YOUR TASKS:
• A. Answer the following questions about the Technorati scraper post below, marking each answer with its matching numeral:
(i) What timeout value does the code pass to CURLOPT_TIMEOUT?
(ii) What message is echoed when the user lacks permission?
(iii) What error does the poster say occurs from time to time?
• B. List every cURL option constant that the function in the Technorati scraper post below sets with curl_setopt.
• C. Render this sentence from the Technorati scraper post below in Spanish: "I've created this function that basically scrapes Technorati for blog posts and URLs to those posts."

━━ DOCUMENT EXTRACT ━━

0

I've created this function that basically scrapes Technorati for blog posts and URLs to those posts. Btw, I tortured myself to find an API for this, and couldn't find one. I do feel ashamed for this scraper, but there should be an API! Anyway...

function get_technorati_bposts($kwd) {
        //
        global $user, $settings;
        $user_id = $user->id;
        if (!$user OR $user->verified != 1 OR $user->suspend != 0) {echo "no permission"; return;}
        //
        $items_max = $settings['scraper_num_technorati'];
        $i = 0;
        $p = 1;
        $posts = array();
        //
        while ($i < $items_max) {
            $url = "http://technorati.com/search?q=". urlencode($kwd) ."&return=posts&sort=relevance&topic=overall&source=blogs&authority=high&page=". $p ."";
            $ch = curl_init();
            curl_setopt($ch, CURLOPT_URL, $url);
            curl_setopt($ch, CURLOPT_RETURNTRANSFER, TRUE);
            curl_setopt($ch, CURLOPT_FOLLOWLOCATION, TRUE);
            curl_setopt($ch, CURLOPT_MAXREDIRS, 3);
            curl_setopt($ch, CURLOPT_USERAGENT, "Mozilla/5.0 (Windows; U; Windows NT 5.1; en-US; rv:1.8.1.13) Gecko/20080311 Firefox/2.0.0.13");
            curl_setopt($ch, CURLOPT_HEADER, FALSE);
            curl_setopt($ch, CURLOPT_TIMEOUT, 20);
            curl_setopt($ch, CURLOPT_HTTPHEADER , "Content-Type: text/xml; charset=utf-8");
            $output = curl_exec($ch);
            curl_close($ch);
            //
            $html = "";
            $html = str_get_html($output);

            foreach ($html->find(".search-results li") as $key => $elm) {
                foreach ($elm->find(".offsite") as $url) {
                    //
                    $href = $url->href;
                    $parse = parse_url($href);
                    $domain = $parse['host'];
                    $match = 0;
                    foreach ($posts as $item) {
                        $href_b = $item['Url'];
                        $parse_b = parse_url($href_b);
                        $domain_b = $parse_b['host'];
                        if ($domain == $domain_b) {$match++;}
                    }
                    if ($match > 0) {continue;}
                    //
                    $posts[$i]['Url'] = $href;
                    $posts[$i]['Thumb'] = "http://api.snapito.com/web/".$settings['scraper_snapito_key']."/sc/" . $href . "?fast";
                    $posts[$i]['Title'] = $url->title;
                    //
                    $i++;
                }
                if ($items_max == $i) {break;}
            }
            //
            $p++;
        }
        print_r(json_encode($posts));
        //
    }

Problem is from time to time, I get internal server error 500.

━━━
━━ INFORMATION SUPPLIED ━━

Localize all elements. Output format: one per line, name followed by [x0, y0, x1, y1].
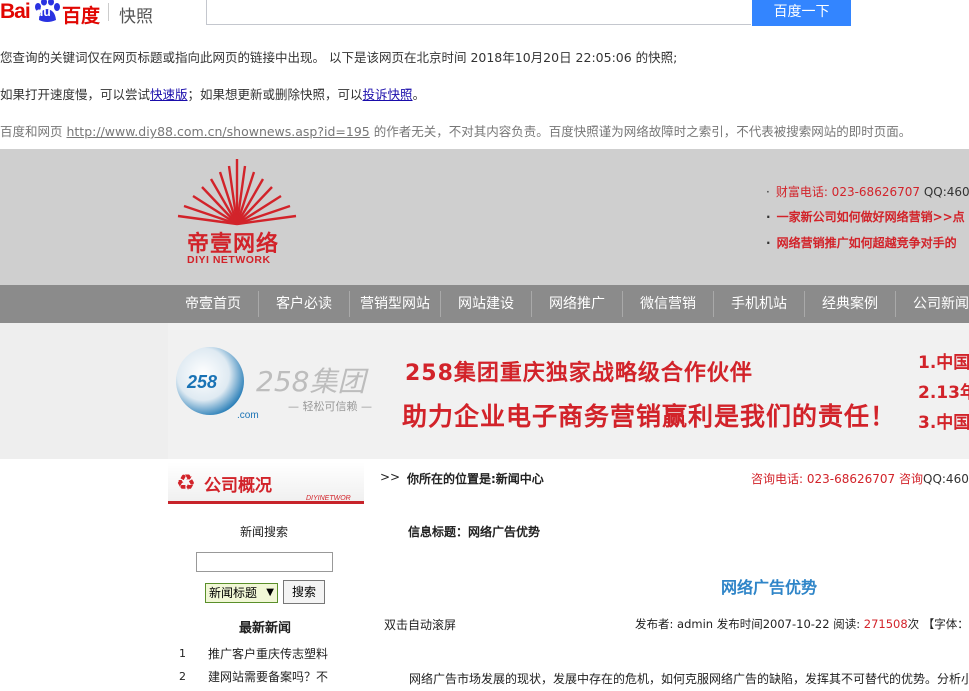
meta-prefix: 发布者: admin 发布时间2007-10-22 阅读: [635, 617, 864, 631]
banner-point-2: 2.13年 [918, 383, 969, 403]
kuaizhao-label: 快照 [119, 7, 153, 27]
banner-point-3: 3.中国 [918, 413, 969, 433]
banner-subheadline: 助力企业电子商务营销赢利是我们的责任！ [402, 402, 897, 431]
banner-small-slogan: — 轻松可信赖 — [288, 400, 372, 413]
banner-group-name: 258集团 [256, 365, 366, 398]
banner-logo-com: .com [237, 410, 259, 421]
news-search-select[interactable]: 新闻标题 ▼ [205, 583, 278, 603]
breadcrumb-arrow: >> [380, 470, 401, 484]
cache-speed-text: 如果打开速度慢，可以尝试 [0, 87, 151, 102]
complain-snapshot-link[interactable]: 投诉快照 [363, 87, 413, 102]
nav-promotion[interactable]: 网络推广 [532, 285, 622, 323]
cache-update-text: ；如果想更新或删除快照，可以 [187, 87, 363, 102]
search-button[interactable]: 百度一下 [752, 0, 851, 26]
select-value: 新闻标题 [209, 586, 258, 600]
banner-left-fill [0, 323, 168, 459]
nav-marketing-site[interactable]: 营销型网站 [350, 285, 440, 323]
header-phone: · 财富电话: 023-68626707 QQ:460150 [766, 183, 969, 200]
news-search-input[interactable] [196, 552, 333, 572]
source-url-link[interactable]: http://www.diy88.com.cn/shownews.asp?id=… [66, 124, 369, 139]
news-search-label: 新闻搜索 [240, 525, 289, 539]
fast-version-link[interactable]: 快速版 [150, 87, 188, 102]
header-qq: QQ:460150 [923, 185, 969, 199]
news-index: 2 [179, 670, 186, 683]
banner-point-1: 1.中国 [918, 353, 969, 373]
news-search-button[interactable]: 搜索 [283, 580, 325, 604]
dropdown-arrow-icon: ▼ [266, 587, 274, 598]
baidu-logo-bai[interactable]: Bai [0, 0, 31, 24]
cache-notice-line: 您查询的关键词仅在网页标题或指向此网页的链接中出现。 以下是该网页在北京时间 2… [0, 50, 678, 65]
search-input[interactable] [206, 0, 751, 25]
article-body: 网络广告市场发展的现状，发展中存在的危机，如何克服网络广告的缺陷，发挥其不可替代… [409, 672, 969, 686]
latest-news-title: 最新新闻 [239, 621, 292, 636]
breadcrumb: 你所在的位置是:新闻中心 [407, 472, 544, 486]
baidu-logo-text[interactable]: 百度 [62, 1, 100, 28]
baidu-logo-du: du [36, 5, 51, 19]
disclaimer-suffix: 的作者无关，不对其内容负责。百度快照谨为网络故障时之索引，不代表被搜索网站的即时… [369, 124, 912, 139]
recycle-icon: ♻ [176, 471, 196, 496]
auto-scroll-label[interactable]: 双击自动滚屏 [384, 616, 456, 633]
consult-phone: 咨询电话: 023-68626707 咨询QQ:460150 [751, 470, 969, 487]
nav-home[interactable]: 帝壹首页 [168, 285, 258, 323]
nav-web-build[interactable]: 网站建设 [441, 285, 531, 323]
read-count: 271508 [863, 617, 908, 631]
sidebar-subtitle: DIYINETWOR [306, 495, 351, 502]
site-logo-en: DIYI NETWORK [187, 254, 271, 266]
sidebar-title: 公司概况 [204, 476, 272, 496]
cache-speed-line: 如果打开速度慢，可以尝试快速版；如果想更新或删除快照，可以投诉快照。 [0, 84, 425, 103]
banner-logo-num: 258 [187, 372, 218, 392]
banner-headline: 258集团重庆独家战略级合作伙伴 [405, 361, 753, 386]
header-phone-text: 财富电话: 023-68626707 [775, 185, 924, 199]
cache-period: 。 [412, 87, 426, 102]
header-news-link-2[interactable]: · 网络营销推广如何超越竞争对手的 [766, 234, 957, 251]
bullet-icon: · [766, 185, 770, 199]
news-item-link[interactable]: 建网站需要备案吗？不 [208, 668, 328, 685]
news-index: 1 [179, 647, 186, 660]
cache-disclaimer-line: 百度和网页 http://www.diy88.com.cn/shownews.a… [0, 121, 911, 140]
news-item-link[interactable]: 推广客户重庆传志塑料 [208, 645, 328, 662]
nav-mobile[interactable]: 手机机站 [714, 285, 804, 323]
nav-cases[interactable]: 经典案例 [805, 285, 895, 323]
logo-divider [108, 3, 109, 21]
info-title: 信息标题：网络广告优势 [408, 525, 541, 539]
article-title: 网络广告优势 [721, 578, 818, 597]
header-news-link-1[interactable]: · 一家新公司如何做好网络营销>>点 [766, 208, 965, 225]
meta-suffix: 次 【字体： [907, 617, 969, 631]
header-news-text-2[interactable]: 网络营销推广如何超越竞争对手的 [777, 236, 957, 250]
bullet-icon: · [766, 210, 771, 224]
article-meta: 发布者: admin 发布时间2007-10-22 阅读: 271508次 【字… [635, 616, 969, 632]
nav-customer-guide[interactable]: 客户必读 [259, 285, 349, 323]
consult-qq: QQ:460150 [923, 472, 969, 486]
nav-news[interactable]: 公司新闻 [896, 285, 969, 323]
consult-phone-text: 咨询电话: 023-68626707 咨询 [751, 472, 923, 486]
header-news-text-1[interactable]: 一家新公司如何做好网络营销>>点 [777, 210, 965, 224]
bullet-icon: · [766, 236, 771, 250]
disclaimer-prefix: 百度和网页 [0, 124, 67, 139]
nav-wechat[interactable]: 微信营销 [623, 285, 713, 323]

━━━

ANSWERS TO THE EXERCISE:
• A.
(i) 20
(ii) "no permission"
(iii) Internal server error 500

• B. CURLOPT_URL, CURLOPT_RETURNTRANSFER, CURLOPT_FOLLOWLOCATION, CURLOPT_MAXREDIRS, CURLOPT_USERAGENT, CURLOPT_HEADER, CURLOPT_TIMEOUT, CURLOPT_HTTPHEADER

• C. He creado esta función que básicamente extrae de Technorati entradas de blogs y las URL de esas entradas.